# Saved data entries

━━━

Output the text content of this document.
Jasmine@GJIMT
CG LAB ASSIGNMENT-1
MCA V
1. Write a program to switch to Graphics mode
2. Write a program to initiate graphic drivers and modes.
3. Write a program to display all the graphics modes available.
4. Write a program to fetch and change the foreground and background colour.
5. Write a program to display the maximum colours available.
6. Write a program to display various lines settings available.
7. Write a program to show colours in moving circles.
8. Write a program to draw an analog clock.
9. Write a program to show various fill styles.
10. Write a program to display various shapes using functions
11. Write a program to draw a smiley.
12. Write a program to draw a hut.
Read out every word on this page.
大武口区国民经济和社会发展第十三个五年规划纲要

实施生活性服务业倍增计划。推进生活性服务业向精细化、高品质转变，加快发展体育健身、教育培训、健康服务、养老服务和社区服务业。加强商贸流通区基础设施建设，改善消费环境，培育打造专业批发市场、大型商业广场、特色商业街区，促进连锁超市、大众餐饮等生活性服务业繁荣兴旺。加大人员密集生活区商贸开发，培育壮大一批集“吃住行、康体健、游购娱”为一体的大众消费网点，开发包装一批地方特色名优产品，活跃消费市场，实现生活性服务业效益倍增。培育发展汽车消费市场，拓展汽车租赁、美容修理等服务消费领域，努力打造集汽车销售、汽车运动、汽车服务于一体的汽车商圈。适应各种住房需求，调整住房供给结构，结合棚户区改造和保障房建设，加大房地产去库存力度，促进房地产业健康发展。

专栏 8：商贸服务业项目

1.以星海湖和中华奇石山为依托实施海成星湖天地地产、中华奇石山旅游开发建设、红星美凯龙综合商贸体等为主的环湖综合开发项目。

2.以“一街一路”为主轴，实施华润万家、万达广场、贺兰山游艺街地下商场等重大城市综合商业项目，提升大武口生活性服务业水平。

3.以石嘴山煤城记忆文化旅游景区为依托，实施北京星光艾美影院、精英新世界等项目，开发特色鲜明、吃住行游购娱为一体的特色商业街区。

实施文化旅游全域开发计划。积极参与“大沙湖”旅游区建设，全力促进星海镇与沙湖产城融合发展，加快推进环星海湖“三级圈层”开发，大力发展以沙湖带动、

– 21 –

━━━

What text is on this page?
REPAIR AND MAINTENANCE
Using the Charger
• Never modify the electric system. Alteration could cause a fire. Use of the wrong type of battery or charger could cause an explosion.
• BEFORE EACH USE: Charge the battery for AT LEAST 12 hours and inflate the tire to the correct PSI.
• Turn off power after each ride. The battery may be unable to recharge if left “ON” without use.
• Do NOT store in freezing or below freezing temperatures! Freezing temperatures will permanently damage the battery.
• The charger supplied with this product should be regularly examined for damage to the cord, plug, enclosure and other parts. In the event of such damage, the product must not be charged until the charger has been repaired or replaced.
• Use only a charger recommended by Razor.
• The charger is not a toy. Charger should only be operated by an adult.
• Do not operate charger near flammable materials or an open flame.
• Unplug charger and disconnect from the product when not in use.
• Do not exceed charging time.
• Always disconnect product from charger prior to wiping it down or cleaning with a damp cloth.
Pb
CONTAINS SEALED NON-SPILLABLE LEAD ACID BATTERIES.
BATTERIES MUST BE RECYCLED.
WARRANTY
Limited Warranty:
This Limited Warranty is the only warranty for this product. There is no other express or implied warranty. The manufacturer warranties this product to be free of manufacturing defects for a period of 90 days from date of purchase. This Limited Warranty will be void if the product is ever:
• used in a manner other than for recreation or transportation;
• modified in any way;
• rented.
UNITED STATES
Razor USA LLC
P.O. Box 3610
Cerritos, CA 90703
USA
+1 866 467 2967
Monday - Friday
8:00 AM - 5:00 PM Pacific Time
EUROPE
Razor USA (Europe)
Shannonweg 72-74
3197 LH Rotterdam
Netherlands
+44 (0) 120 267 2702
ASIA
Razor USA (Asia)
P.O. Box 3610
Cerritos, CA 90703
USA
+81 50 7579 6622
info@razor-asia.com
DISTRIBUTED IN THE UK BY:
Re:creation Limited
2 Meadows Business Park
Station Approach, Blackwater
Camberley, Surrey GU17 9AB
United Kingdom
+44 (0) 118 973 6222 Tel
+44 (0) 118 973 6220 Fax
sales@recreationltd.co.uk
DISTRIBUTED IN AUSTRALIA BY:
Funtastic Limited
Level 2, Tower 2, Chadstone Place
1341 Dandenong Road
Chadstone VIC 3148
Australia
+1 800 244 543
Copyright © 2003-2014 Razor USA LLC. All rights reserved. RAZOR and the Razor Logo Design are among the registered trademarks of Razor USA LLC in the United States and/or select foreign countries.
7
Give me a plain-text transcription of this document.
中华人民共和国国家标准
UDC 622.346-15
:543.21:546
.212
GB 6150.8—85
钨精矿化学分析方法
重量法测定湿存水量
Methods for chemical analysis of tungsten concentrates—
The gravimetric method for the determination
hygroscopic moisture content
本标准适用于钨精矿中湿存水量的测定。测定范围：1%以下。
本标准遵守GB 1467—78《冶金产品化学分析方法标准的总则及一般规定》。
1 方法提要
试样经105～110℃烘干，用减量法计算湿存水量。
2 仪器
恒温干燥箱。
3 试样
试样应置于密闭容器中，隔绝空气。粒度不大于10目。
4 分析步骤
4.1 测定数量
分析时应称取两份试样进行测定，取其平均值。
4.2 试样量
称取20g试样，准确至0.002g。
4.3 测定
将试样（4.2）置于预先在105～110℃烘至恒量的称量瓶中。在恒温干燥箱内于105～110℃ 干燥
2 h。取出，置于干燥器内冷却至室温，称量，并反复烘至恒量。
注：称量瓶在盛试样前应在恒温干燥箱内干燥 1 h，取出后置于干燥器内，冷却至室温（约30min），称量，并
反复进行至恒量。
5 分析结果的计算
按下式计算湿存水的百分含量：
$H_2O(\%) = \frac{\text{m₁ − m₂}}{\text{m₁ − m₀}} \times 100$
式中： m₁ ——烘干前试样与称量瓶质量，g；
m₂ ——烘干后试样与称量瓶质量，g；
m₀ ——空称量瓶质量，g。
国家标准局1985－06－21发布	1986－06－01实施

━━━

# Set exercise
Of the lines above, copy each that contains "show".

# Solution
7. Write a program to show colours in moving circles.
9. Write a program to show various fill styles.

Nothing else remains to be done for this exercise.